YOUR TASK. Each line below should be reproduced without any alteration.

━━━━━━━━━━━━━━━━

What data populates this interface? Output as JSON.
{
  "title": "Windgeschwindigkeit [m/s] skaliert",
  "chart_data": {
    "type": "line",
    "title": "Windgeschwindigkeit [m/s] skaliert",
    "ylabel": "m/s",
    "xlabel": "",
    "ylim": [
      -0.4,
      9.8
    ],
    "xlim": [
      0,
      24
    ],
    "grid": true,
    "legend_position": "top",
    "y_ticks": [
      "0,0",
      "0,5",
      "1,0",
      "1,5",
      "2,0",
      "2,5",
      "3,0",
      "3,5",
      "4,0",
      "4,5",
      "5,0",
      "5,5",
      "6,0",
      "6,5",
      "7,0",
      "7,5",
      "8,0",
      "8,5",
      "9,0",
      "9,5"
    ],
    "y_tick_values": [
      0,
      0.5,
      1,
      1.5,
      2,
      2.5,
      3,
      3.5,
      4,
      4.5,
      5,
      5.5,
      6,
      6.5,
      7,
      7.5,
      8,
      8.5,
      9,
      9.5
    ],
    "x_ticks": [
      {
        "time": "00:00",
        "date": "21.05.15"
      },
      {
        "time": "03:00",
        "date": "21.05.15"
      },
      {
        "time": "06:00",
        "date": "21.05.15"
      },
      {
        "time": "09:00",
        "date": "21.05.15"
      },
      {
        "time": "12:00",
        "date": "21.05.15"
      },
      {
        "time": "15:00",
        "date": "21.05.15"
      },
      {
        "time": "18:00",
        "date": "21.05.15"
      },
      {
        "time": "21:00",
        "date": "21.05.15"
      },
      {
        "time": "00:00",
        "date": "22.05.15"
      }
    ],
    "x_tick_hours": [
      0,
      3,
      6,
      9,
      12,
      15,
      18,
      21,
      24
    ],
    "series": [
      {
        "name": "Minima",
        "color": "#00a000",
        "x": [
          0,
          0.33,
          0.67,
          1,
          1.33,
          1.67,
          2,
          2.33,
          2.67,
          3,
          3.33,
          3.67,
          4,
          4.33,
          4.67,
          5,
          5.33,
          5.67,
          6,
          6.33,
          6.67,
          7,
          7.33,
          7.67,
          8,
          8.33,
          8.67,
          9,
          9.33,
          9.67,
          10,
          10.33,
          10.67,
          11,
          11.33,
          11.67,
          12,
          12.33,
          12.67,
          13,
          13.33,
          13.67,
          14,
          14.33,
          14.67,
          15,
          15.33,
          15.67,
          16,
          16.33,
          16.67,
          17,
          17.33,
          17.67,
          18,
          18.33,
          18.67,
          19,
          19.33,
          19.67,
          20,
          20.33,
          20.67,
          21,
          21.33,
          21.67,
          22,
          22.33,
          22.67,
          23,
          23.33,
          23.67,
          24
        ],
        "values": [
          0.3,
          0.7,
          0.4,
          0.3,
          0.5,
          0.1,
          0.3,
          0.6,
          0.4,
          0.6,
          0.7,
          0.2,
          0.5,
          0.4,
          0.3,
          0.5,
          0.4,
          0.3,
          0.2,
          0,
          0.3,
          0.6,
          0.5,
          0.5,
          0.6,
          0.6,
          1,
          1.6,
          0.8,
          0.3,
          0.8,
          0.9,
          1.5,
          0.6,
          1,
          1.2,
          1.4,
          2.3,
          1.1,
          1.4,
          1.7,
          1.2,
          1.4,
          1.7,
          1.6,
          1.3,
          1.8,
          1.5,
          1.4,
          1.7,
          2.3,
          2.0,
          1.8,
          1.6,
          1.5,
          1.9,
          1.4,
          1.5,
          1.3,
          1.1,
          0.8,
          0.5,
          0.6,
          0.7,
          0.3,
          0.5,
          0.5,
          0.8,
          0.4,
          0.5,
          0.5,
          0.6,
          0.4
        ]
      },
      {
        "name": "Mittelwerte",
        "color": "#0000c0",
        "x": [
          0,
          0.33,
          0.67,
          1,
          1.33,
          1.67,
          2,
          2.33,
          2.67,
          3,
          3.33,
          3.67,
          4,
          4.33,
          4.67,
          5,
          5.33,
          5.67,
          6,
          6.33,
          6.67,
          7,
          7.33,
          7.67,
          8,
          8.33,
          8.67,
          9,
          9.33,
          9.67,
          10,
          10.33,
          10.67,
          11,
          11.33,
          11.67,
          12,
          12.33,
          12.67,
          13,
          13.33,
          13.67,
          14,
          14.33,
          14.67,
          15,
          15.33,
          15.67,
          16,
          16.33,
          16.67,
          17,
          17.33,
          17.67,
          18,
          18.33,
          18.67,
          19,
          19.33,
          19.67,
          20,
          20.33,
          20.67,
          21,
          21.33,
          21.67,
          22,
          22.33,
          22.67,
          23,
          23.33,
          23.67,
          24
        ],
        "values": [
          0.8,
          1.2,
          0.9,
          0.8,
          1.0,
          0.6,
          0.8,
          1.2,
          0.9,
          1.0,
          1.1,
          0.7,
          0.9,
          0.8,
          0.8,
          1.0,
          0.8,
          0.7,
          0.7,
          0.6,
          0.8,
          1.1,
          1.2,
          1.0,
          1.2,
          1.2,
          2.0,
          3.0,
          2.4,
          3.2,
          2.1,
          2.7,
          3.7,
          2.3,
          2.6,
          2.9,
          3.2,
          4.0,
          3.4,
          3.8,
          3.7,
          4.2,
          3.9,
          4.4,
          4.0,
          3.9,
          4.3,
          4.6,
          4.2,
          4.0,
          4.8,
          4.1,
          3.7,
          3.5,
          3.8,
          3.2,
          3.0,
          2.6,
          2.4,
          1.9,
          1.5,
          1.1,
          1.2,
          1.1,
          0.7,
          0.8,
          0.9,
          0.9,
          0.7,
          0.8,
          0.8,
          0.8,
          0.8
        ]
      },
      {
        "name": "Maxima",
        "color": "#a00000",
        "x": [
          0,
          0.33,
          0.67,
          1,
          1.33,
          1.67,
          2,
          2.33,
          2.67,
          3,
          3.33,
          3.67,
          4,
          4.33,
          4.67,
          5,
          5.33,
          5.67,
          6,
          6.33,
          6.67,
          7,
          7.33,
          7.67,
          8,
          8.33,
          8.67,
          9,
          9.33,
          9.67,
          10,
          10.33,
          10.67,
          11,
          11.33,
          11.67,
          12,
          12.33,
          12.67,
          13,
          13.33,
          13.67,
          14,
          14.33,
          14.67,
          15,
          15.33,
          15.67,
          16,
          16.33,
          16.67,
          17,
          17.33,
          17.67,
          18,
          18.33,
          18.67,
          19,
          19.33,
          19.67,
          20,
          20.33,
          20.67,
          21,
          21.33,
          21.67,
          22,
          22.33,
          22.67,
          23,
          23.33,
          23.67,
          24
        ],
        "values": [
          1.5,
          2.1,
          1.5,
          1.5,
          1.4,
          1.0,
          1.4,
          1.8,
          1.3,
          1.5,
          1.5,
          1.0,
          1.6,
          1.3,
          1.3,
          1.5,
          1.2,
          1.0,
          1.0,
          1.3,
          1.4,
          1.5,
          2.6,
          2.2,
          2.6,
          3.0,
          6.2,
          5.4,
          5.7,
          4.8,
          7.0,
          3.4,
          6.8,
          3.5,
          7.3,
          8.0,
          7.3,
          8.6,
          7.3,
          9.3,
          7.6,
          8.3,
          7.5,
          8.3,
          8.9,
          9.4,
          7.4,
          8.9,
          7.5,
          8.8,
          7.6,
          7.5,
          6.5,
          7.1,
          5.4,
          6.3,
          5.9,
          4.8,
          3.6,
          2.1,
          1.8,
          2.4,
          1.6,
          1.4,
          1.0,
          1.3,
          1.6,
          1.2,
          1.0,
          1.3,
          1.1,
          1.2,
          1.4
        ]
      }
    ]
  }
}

━━━━━━━━━━━━━━━━

ANSWER IN FULL.
What data populates this interface? Output as JSON.
{
  "title": "Windgeschwindigkeit [m/s] skaliert",
  "chart_data": {
    "type": "line",
    "title": "Windgeschwindigkeit [m/s] skaliert",
    "ylabel": "m/s",
    "xlabel": "",
    "ylim": [
      -0.4,
      9.8
    ],
    "xlim": [
      0,
      24
    ],
    "grid": true,
    "legend_position": "top",
    "y_ticks": [
      "0,0",
      "0,5",
      "1,0",
      "1,5",
      "2,0",
      "2,5",
      "3,0",
      "3,5",
      "4,0",
      "4,5",
      "5,0",
      "5,5",
      "6,0",
      "6,5",
      "7,0",
      "7,5",
      "8,0",
      "8,5",
      "9,0",
      "9,5"
    ],
    "y_tick_values": [
      0,
      0.5,
      1,
      1.5,
      2,
      2.5,
      3,
      3.5,
      4,
      4.5,
      5,
      5.5,
      6,
      6.5,
      7,
      7.5,
      8,
      8.5,
      9,
      9.5
    ],
    "x_ticks": [
      {
        "time": "00:00",
        "date": "21.05.15"
      },
      {
        "time": "03:00",
        "date": "21.05.15"
      },
      {
        "time": "06:00",
        "date": "21.05.15"
      },
      {
        "time": "09:00",
        "date": "21.05.15"
      },
      {
        "time": "12:00",
        "date": "21.05.15"
      },
      {
        "time": "15:00",
        "date": "21.05.15"
      },
      {
        "time": "18:00",
        "date": "21.05.15"
      },
      {
        "time": "21:00",
        "date": "21.05.15"
      },
      {
        "time": "00:00",
        "date": "22.05.15"
      }
    ],
    "x_tick_hours": [
      0,
      3,
      6,
      9,
      12,
      15,
      18,
      21,
      24
    ],
    "series": [
      {
        "name": "Minima",
        "color": "#00a000",
        "x": [
          0,
          0.33,
          0.67,
          1,
          1.33,
          1.67,
          2,
          2.33,
          2.67,
          3,
          3.33,
          3.67,
          4,
          4.33,
          4.67,
          5,
          5.33,
          5.67,
          6,
          6.33,
          6.67,
          7,
          7.33,
          7.67,
          8,
          8.33,
          8.67,
          9,
          9.33,
          9.67,
          10,
          10.33,
          10.67,
          11,
          11.33,
          11.67,
          12,
          12.33,
          12.67,
          13,
          13.33,
          13.67,
          14,
          14.33,
          14.67,
          15,
          15.33,
          15.67,
          16,
          16.33,
          16.67,
          17,
          17.33,
          17.67,
          18,
          18.33,
          18.67,
          19,
          19.33,
          19.67,
          20,
          20.33,
          20.67,
          21,
          21.33,
          21.67,
          22,
          22.33,
          22.67,
          23,
          23.33,
          23.67,
          24
        ],
        "values": [
          0.3,
          0.7,
          0.4,
          0.3,
          0.5,
          0.1,
          0.3,
          0.6,
          0.4,
          0.6,
          0.7,
          0.2,
          0.5,
          0.4,
          0.3,
          0.5,
          0.4,
          0.3,
          0.2,
          0,
          0.3,
          0.6,
          0.5,
          0.5,
          0.6,
          0.6,
          1,
          1.6,
          0.8,
          0.3,
          0.8,
          0.9,
          1.5,
          0.6,
          1,
          1.2,
          1.4,
          2.3,
          1.1,
          1.4,
          1.7,
          1.2,
          1.4,
          1.7,
          1.6,
          1.3,
          1.8,
          1.5,
          1.4,
          1.7,
          2.3,
          2.0,
          1.8,
          1.6,
          1.5,
          1.9,
          1.4,
          1.5,
          1.3,
          1.1,
          0.8,
          0.5,
          0.6,
          0.7,
          0.3,
          0.5,
          0.5,
          0.8,
          0.4,
          0.5,
          0.5,
          0.6,
          0.4
        ]
      },
      {
        "name": "Mittelwerte",
        "color": "#0000c0",
        "x": [
          0,
          0.33,
          0.67,
          1,
          1.33,
          1.67,
          2,
          2.33,
          2.67,
          3,
          3.33,
          3.67,
          4,
          4.33,
          4.67,
          5,
          5.33,
          5.67,
          6,
          6.33,
          6.67,
          7,
          7.33,
          7.67,
          8,
          8.33,
          8.67,
          9,
          9.33,
          9.67,
          10,
          10.33,
          10.67,
          11,
          11.33,
          11.67,
          12,
          12.33,
          12.67,
          13,
          13.33,
          13.67,
          14,
          14.33,
          14.67,
          15,
          15.33,
          15.67,
          16,
          16.33,
          16.67,
          17,
          17.33,
          17.67,
          18,
          18.33,
          18.67,
          19,
          19.33,
          19.67,
          20,
          20.33,
          20.67,
          21,
          21.33,
          21.67,
          22,
          22.33,
          22.67,
          23,
          23.33,
          23.67,
          24
        ],
        "values": [
          0.8,
          1.2,
          0.9,
          0.8,
          1.0,
          0.6,
          0.8,
          1.2,
          0.9,
          1.0,
          1.1,
          0.7,
          0.9,
          0.8,
          0.8,
          1.0,
          0.8,
          0.7,
          0.7,
          0.6,
          0.8,
          1.1,
          1.2,
          1.0,
          1.2,
          1.2,
          2.0,
          3.0,
          2.4,
          3.2,
          2.1,
          2.7,
          3.7,
          2.3,
          2.6,
          2.9,
          3.2,
          4.0,
          3.4,
          3.8,
          3.7,
          4.2,
          3.9,
          4.4,
          4.0,
          3.9,
          4.3,
          4.6,
          4.2,
          4.0,
          4.8,
          4.1,
          3.7,
          3.5,
          3.8,
          3.2,
          3.0,
          2.6,
          2.4,
          1.9,
          1.5,
          1.1,
          1.2,
          1.1,
          0.7,
          0.8,
          0.9,
          0.9,
          0.7,
          0.8,
          0.8,
          0.8,
          0.8
        ]
      },
      {
        "name": "Maxima",
        "color": "#a00000",
        "x": [
          0,
          0.33,
          0.67,
          1,
          1.33,
          1.67,
          2,
          2.33,
          2.67,
          3,
          3.33,
          3.67,
          4,
          4.33,
          4.67,
          5,
          5.33,
          5.67,
          6,
          6.33,
          6.67,
          7,
          7.33,
          7.67,
          8,
          8.33,
          8.67,
          9,
          9.33,
          9.67,
          10,
          10.33,
          10.67,
          11,
          11.33,
          11.67,
          12,
          12.33,
          12.67,
          13,
          13.33,
          13.67,
          14,
          14.33,
          14.67,
          15,
          15.33,
          15.67,
          16,
          16.33,
          16.67,
          17,
          17.33,
          17.67,
          18,
          18.33,
          18.67,
          19,
          19.33,
          19.67,
          20,
          20.33,
          20.67,
          21,
          21.33,
          21.67,
          22,
          22.33,
          22.67,
          23,
          23.33,
          23.67,
          24
        ],
        "values": [
          1.5,
          2.1,
          1.5,
          1.5,
          1.4,
          1.0,
          1.4,
          1.8,
          1.3,
          1.5,
          1.5,
          1.0,
          1.6,
          1.3,
          1.3,
          1.5,
          1.2,
          1.0,
          1.0,
          1.3,
          1.4,
          1.5,
          2.6,
          2.2,
          2.6,
          3.0,
          6.2,
          5.4,
          5.7,
          4.8,
          7.0,
          3.4,
          6.8,
          3.5,
          7.3,
          8.0,
          7.3,
          8.6,
          7.3,
          9.3,
          7.6,
          8.3,
          7.5,
          8.3,
          8.9,
          9.4,
          7.4,
          8.9,
          7.5,
          8.8,
          7.6,
          7.5,
          6.5,
          7.1,
          5.4,
          6.3,
          5.9,
          4.8,
          3.6,
          2.1,
          1.8,
          2.4,
          1.6,
          1.4,
          1.0,
          1.3,
          1.6,
          1.2,
          1.0,
          1.3,
          1.1,
          1.2,
          1.4
        ]
      }
    ]
  }
}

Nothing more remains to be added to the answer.